## Task material

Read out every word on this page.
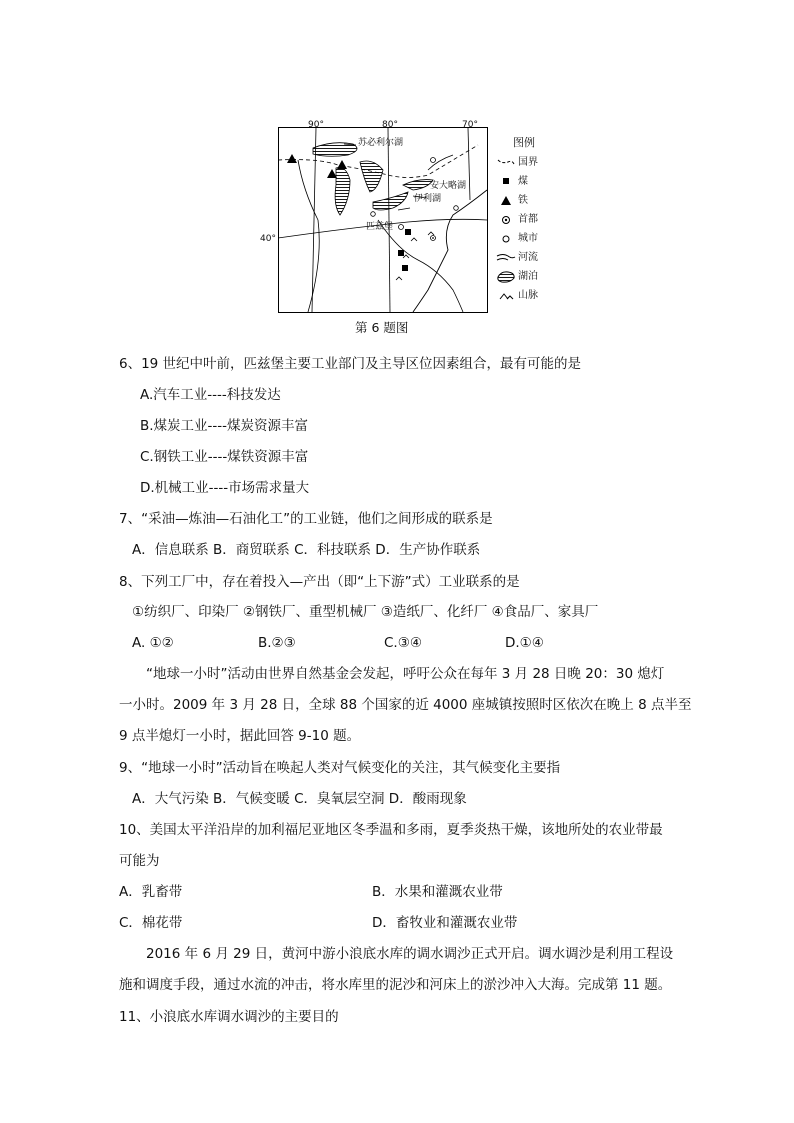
90°	80°	70°
40°
苏必利尔湖
安大略湖
伊利湖
匹兹堡
图例
国界
煤
铁
首都
城市
河流
湖泊
山脉
第 6 题图
6、19 世纪中叶前，匹兹堡主要工业部门及主导区位因素组合，最有可能的是
A.汽车工业----科技发达
B.煤炭工业----煤炭资源丰富
C.钢铁工业----煤铁资源丰富
D.机械工业----市场需求量大
7、“采油—炼油—石油化工”的工业链，他们之间形成的联系是
A．信息联系 B．商贸联系 C．科技联系 D．生产协作联系
8、下列工厂中，存在着投入—产出（即“上下游”式）工业联系的是
①纺织厂、印染厂 ②钢铁厂、重型机械厂 ③造纸厂、化纤厂 ④食品厂、家具厂
A. ①②	B.②③	C.③④	D.①④
“地球一小时”活动由世界自然基金会发起，呼吁公众在每年 3 月 28 日晚 20：30 熄灯
一小时。2009 年 3 月 28 日，全球 88 个国家的近 4000 座城镇按照时区依次在晚上 8 点半至
9 点半熄灯一小时，据此回答 9-10 题。
9、“地球一小时”活动旨在唤起人类对气候变化的关注，其气候变化主要指
A．大气污染 B．气候变暖 C．臭氧层空洞 D．酸雨现象
10、美国太平洋沿岸的加利福尼亚地区冬季温和多雨，夏季炎热干燥，该地所处的农业带最
可能为
A．乳畜带	B．水果和灌溉农业带
C．棉花带	D．畜牧业和灌溉农业带
2016 年 6 月 29 日，黄河中游小浪底水库的调水调沙正式开启。调水调沙是利用工程设
施和调度手段，通过水流的冲击，将水库里的泥沙和河床上的淤沙冲入大海。完成第 11 题。
11、小浪底水库调水调沙的主要目的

## Prompt
Repeat each entry exactly as it appears; skip any picture.

## Solution to this task
Read out every word on this page.
90°	80°	70°
40°
苏必利尔湖
安大略湖
伊利湖
匹兹堡
图例
国界
煤
铁
首都
城市
河流
湖泊
山脉
第 6 题图
6、19 世纪中叶前，匹兹堡主要工业部门及主导区位因素组合，最有可能的是
A.汽车工业----科技发达
B.煤炭工业----煤炭资源丰富
C.钢铁工业----煤铁资源丰富
D.机械工业----市场需求量大
7、“采油—炼油—石油化工”的工业链，他们之间形成的联系是
A．信息联系 B．商贸联系 C．科技联系 D．生产协作联系
8、下列工厂中，存在着投入—产出（即“上下游”式）工业联系的是
①纺织厂、印染厂 ②钢铁厂、重型机械厂 ③造纸厂、化纤厂 ④食品厂、家具厂
A. ①②	B.②③	C.③④	D.①④
“地球一小时”活动由世界自然基金会发起，呼吁公众在每年 3 月 28 日晚 20：30 熄灯
一小时。2009 年 3 月 28 日，全球 88 个国家的近 4000 座城镇按照时区依次在晚上 8 点半至
9 点半熄灯一小时，据此回答 9-10 题。
9、“地球一小时”活动旨在唤起人类对气候变化的关注，其气候变化主要指
A．大气污染 B．气候变暖 C．臭氧层空洞 D．酸雨现象
10、美国太平洋沿岸的加利福尼亚地区冬季温和多雨，夏季炎热干燥，该地所处的农业带最
可能为
A．乳畜带	B．水果和灌溉农业带
C．棉花带	D．畜牧业和灌溉农业带
2016 年 6 月 29 日，黄河中游小浪底水库的调水调沙正式开启。调水调沙是利用工程设
施和调度手段，通过水流的冲击，将水库里的泥沙和河床上的淤沙冲入大海。完成第 11 题。
11、小浪底水库调水调沙的主要目的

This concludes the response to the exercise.